— Start of Supplied records —

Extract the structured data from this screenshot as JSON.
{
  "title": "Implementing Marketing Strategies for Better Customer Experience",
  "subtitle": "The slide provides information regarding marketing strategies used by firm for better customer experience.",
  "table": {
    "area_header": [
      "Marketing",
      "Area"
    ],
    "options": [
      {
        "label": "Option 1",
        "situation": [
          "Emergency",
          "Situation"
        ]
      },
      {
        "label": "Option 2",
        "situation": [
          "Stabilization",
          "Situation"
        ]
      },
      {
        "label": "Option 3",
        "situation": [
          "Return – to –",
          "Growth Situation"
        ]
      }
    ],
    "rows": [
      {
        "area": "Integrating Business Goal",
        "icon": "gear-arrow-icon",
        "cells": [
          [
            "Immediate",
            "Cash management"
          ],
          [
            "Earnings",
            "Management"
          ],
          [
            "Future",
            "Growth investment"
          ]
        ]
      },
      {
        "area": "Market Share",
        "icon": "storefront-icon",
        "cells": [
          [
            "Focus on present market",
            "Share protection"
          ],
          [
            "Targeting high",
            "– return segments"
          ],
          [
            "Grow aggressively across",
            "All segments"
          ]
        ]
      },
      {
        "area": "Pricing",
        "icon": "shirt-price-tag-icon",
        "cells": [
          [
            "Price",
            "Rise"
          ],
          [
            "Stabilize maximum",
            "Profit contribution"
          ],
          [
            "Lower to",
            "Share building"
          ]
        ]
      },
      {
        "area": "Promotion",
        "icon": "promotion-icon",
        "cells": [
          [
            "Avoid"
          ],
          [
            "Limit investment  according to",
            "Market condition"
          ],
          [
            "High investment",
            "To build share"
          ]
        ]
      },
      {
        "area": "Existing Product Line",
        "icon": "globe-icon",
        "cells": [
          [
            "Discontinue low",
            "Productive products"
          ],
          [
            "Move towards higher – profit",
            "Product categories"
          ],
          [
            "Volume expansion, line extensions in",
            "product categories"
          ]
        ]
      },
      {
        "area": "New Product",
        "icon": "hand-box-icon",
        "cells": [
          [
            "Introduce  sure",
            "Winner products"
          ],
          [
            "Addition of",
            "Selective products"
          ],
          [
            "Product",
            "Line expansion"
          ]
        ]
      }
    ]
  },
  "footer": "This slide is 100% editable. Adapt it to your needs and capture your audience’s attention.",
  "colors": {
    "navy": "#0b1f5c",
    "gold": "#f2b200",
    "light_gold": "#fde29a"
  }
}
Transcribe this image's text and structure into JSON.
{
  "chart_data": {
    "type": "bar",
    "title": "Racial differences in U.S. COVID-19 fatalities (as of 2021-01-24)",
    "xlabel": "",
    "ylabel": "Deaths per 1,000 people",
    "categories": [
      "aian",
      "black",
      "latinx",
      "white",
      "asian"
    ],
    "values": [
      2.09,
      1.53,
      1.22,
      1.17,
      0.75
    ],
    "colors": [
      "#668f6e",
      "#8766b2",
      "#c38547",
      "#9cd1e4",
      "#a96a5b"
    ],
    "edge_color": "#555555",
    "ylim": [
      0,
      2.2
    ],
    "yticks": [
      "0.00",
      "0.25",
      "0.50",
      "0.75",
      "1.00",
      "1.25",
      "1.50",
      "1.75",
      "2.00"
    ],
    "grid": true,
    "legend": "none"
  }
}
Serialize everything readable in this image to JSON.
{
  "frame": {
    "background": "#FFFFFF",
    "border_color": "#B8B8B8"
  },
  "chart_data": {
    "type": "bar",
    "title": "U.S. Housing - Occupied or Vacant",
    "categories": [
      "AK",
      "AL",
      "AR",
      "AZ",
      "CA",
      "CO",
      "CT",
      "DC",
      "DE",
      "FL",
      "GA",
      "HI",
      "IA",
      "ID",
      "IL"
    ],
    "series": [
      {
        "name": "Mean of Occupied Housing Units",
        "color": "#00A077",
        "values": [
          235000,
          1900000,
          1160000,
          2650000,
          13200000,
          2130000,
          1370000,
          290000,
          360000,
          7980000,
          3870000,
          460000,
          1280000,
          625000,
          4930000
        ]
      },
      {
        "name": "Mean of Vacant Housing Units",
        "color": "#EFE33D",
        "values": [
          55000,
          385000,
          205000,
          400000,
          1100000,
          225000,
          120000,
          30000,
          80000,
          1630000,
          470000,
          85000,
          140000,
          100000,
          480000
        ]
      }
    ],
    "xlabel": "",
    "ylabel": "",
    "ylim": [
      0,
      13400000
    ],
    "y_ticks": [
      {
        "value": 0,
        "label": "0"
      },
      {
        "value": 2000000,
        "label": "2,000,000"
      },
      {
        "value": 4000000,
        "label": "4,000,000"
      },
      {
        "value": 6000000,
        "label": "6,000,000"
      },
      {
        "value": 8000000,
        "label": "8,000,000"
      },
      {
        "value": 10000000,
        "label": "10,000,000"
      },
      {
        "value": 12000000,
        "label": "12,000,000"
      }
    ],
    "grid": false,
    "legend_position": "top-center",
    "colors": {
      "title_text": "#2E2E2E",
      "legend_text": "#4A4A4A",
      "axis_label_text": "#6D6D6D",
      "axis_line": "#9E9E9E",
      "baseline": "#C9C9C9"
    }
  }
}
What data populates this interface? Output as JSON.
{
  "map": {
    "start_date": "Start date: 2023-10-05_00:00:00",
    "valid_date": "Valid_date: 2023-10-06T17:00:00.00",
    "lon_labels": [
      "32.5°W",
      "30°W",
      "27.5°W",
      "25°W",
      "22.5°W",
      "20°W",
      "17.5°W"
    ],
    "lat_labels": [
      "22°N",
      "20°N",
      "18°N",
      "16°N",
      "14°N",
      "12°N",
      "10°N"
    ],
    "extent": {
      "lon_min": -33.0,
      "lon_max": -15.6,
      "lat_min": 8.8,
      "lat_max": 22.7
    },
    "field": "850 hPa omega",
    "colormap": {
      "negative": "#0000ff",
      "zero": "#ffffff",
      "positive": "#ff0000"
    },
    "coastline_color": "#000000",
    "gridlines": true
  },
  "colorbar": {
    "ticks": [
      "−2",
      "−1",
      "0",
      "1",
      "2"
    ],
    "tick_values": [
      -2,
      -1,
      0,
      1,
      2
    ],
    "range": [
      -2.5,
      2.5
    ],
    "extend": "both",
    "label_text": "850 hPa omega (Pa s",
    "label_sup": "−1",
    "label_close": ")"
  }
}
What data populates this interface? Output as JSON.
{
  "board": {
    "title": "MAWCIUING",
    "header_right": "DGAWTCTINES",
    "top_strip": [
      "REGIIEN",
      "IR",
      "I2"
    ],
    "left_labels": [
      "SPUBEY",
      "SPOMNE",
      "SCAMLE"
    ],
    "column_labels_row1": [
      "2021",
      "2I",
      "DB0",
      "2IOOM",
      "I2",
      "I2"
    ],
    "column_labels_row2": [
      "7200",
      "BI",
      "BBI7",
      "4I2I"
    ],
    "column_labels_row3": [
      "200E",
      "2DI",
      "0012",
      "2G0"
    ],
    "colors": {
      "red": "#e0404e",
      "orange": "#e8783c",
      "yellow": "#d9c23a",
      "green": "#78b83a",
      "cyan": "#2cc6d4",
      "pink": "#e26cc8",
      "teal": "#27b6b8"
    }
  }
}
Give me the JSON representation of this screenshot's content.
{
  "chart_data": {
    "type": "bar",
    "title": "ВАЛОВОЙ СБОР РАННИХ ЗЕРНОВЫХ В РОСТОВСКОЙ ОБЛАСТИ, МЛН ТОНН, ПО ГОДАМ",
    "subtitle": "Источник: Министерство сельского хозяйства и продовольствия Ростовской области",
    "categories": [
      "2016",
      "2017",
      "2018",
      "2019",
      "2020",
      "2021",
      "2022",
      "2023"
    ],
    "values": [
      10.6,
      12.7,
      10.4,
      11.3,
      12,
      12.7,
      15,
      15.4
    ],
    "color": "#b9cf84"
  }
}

— End of Supplied records —

### Exercise
Print again each line of the listing above, exactly as it appears.

### Answer in full
Extract the structured data from this screenshot as JSON.
{
  "title": "Implementing Marketing Strategies for Better Customer Experience",
  "subtitle": "The slide provides information regarding marketing strategies used by firm for better customer experience.",
  "table": {
    "area_header": [
      "Marketing",
      "Area"
    ],
    "options": [
      {
        "label": "Option 1",
        "situation": [
          "Emergency",
          "Situation"
        ]
      },
      {
        "label": "Option 2",
        "situation": [
          "Stabilization",
          "Situation"
        ]
      },
      {
        "label": "Option 3",
        "situation": [
          "Return – to –",
          "Growth Situation"
        ]
      }
    ],
    "rows": [
      {
        "area": "Integrating Business Goal",
        "icon": "gear-arrow-icon",
        "cells": [
          [
            "Immediate",
            "Cash management"
          ],
          [
            "Earnings",
            "Management"
          ],
          [
            "Future",
            "Growth investment"
          ]
        ]
      },
      {
        "area": "Market Share",
        "icon": "storefront-icon",
        "cells": [
          [
            "Focus on present market",
            "Share protection"
          ],
          [
            "Targeting high",
            "– return segments"
          ],
          [
            "Grow aggressively across",
            "All segments"
          ]
        ]
      },
      {
        "area": "Pricing",
        "icon": "shirt-price-tag-icon",
        "cells": [
          [
            "Price",
            "Rise"
          ],
          [
            "Stabilize maximum",
            "Profit contribution"
          ],
          [
            "Lower to",
            "Share building"
          ]
        ]
      },
      {
        "area": "Promotion",
        "icon": "promotion-icon",
        "cells": [
          [
            "Avoid"
          ],
          [
            "Limit investment  according to",
            "Market condition"
          ],
          [
            "High investment",
            "To build share"
          ]
        ]
      },
      {
        "area": "Existing Product Line",
        "icon": "globe-icon",
        "cells": [
          [
            "Discontinue low",
            "Productive products"
          ],
          [
            "Move towards higher – profit",
            "Product categories"
          ],
          [
            "Volume expansion, line extensions in",
            "product categories"
          ]
        ]
      },
      {
        "area": "New Product",
        "icon": "hand-box-icon",
        "cells": [
          [
            "Introduce  sure",
            "Winner products"
          ],
          [
            "Addition of",
            "Selective products"
          ],
          [
            "Product",
            "Line expansion"
          ]
        ]
      }
    ]
  },
  "footer": "This slide is 100% editable. Adapt it to your needs and capture your audience’s attention.",
  "colors": {
    "navy": "#0b1f5c",
    "gold": "#f2b200",
    "light_gold": "#fde29a"
  }
}
Transcribe this image's text and structure into JSON.
{
  "chart_data": {
    "type": "bar",
    "title": "Racial differences in U.S. COVID-19 fatalities (as of 2021-01-24)",
    "xlabel": "",
    "ylabel": "Deaths per 1,000 people",
    "categories": [
      "aian",
      "black",
      "latinx",
      "white",
      "asian"
    ],
    "values": [
      2.09,
      1.53,
      1.22,
      1.17,
      0.75
    ],
    "colors": [
      "#668f6e",
      "#8766b2",
      "#c38547",
      "#9cd1e4",
      "#a96a5b"
    ],
    "edge_color": "#555555",
    "ylim": [
      0,
      2.2
    ],
    "yticks": [
      "0.00",
      "0.25",
      "0.50",
      "0.75",
      "1.00",
      "1.25",
      "1.50",
      "1.75",
      "2.00"
    ],
    "grid": true,
    "legend": "none"
  }
}
Serialize everything readable in this image to JSON.
{
  "frame": {
    "background": "#FFFFFF",
    "border_color": "#B8B8B8"
  },
  "chart_data": {
    "type": "bar",
    "title": "U.S. Housing - Occupied or Vacant",
    "categories": [
      "AK",
      "AL",
      "AR",
      "AZ",
      "CA",
      "CO",
      "CT",
      "DC",
      "DE",
      "FL",
      "GA",
      "HI",
      "IA",
      "ID",
      "IL"
    ],
    "series": [
      {
        "name": "Mean of Occupied Housing Units",
        "color": "#00A077",
        "values": [
          235000,
          1900000,
          1160000,
          2650000,
          13200000,
          2130000,
          1370000,
          290000,
          360000,
          7980000,
          3870000,
          460000,
          1280000,
          625000,
          4930000
        ]
      },
      {
        "name": "Mean of Vacant Housing Units",
        "color": "#EFE33D",
        "values": [
          55000,
          385000,
          205000,
          400000,
          1100000,
          225000,
          120000,
          30000,
          80000,
          1630000,
          470000,
          85000,
          140000,
          100000,
          480000
        ]
      }
    ],
    "xlabel": "",
    "ylabel": "",
    "ylim": [
      0,
      13400000
    ],
    "y_ticks": [
      {
        "value": 0,
        "label": "0"
      },
      {
        "value": 2000000,
        "label": "2,000,000"
      },
      {
        "value": 4000000,
        "label": "4,000,000"
      },
      {
        "value": 6000000,
        "label": "6,000,000"
      },
      {
        "value": 8000000,
        "label": "8,000,000"
      },
      {
        "value": 10000000,
        "label": "10,000,000"
      },
      {
        "value": 12000000,
        "label": "12,000,000"
      }
    ],
    "grid": false,
    "legend_position": "top-center",
    "colors": {
      "title_text": "#2E2E2E",
      "legend_text": "#4A4A4A",
      "axis_label_text": "#6D6D6D",
      "axis_line": "#9E9E9E",
      "baseline": "#C9C9C9"
    }
  }
}
What data populates this interface? Output as JSON.
{
  "map": {
    "start_date": "Start date: 2023-10-05_00:00:00",
    "valid_date": "Valid_date: 2023-10-06T17:00:00.00",
    "lon_labels": [
      "32.5°W",
      "30°W",
      "27.5°W",
      "25°W",
      "22.5°W",
      "20°W",
      "17.5°W"
    ],
    "lat_labels": [
      "22°N",
      "20°N",
      "18°N",
      "16°N",
      "14°N",
      "12°N",
      "10°N"
    ],
    "extent": {
      "lon_min": -33.0,
      "lon_max": -15.6,
      "lat_min": 8.8,
      "lat_max": 22.7
    },
    "field": "850 hPa omega",
    "colormap": {
      "negative": "#0000ff",
      "zero": "#ffffff",
      "positive": "#ff0000"
    },
    "coastline_color": "#000000",
    "gridlines": true
  },
  "colorbar": {
    "ticks": [
      "−2",
      "−1",
      "0",
      "1",
      "2"
    ],
    "tick_values": [
      -2,
      -1,
      0,
      1,
      2
    ],
    "range": [
      -2.5,
      2.5
    ],
    "extend": "both",
    "label_text": "850 hPa omega (Pa s",
    "label_sup": "−1",
    "label_close": ")"
  }
}
What data populates this interface? Output as JSON.
{
  "board": {
    "title": "MAWCIUING",
    "header_right": "DGAWTCTINES",
    "top_strip": [
      "REGIIEN",
      "IR",
      "I2"
    ],
    "left_labels": [
      "SPUBEY",
      "SPOMNE",
      "SCAMLE"
    ],
    "column_labels_row1": [
      "2021",
      "2I",
      "DB0",
      "2IOOM",
      "I2",
      "I2"
    ],
    "column_labels_row2": [
      "7200",
      "BI",
      "BBI7",
      "4I2I"
    ],
    "column_labels_row3": [
      "200E",
      "2DI",
      "0012",
      "2G0"
    ],
    "colors": {
      "red": "#e0404e",
      "orange": "#e8783c",
      "yellow": "#d9c23a",
      "green": "#78b83a",
      "cyan": "#2cc6d4",
      "pink": "#e26cc8",
      "teal": "#27b6b8"
    }
  }
}
Give me the JSON representation of this screenshot's content.
{
  "chart_data": {
    "type": "bar",
    "title": "ВАЛОВОЙ СБОР РАННИХ ЗЕРНОВЫХ В РОСТОВСКОЙ ОБЛАСТИ, МЛН ТОНН, ПО ГОДАМ",
    "subtitle": "Источник: Министерство сельского хозяйства и продовольствия Ростовской области",
    "categories": [
      "2016",
      "2017",
      "2018",
      "2019",
      "2020",
      "2021",
      "2022",
      "2023"
    ],
    "values": [
      10.6,
      12.7,
      10.4,
      11.3,
      12,
      12.7,
      15,
      15.4
    ],
    "color": "#b9cf84"
  }
}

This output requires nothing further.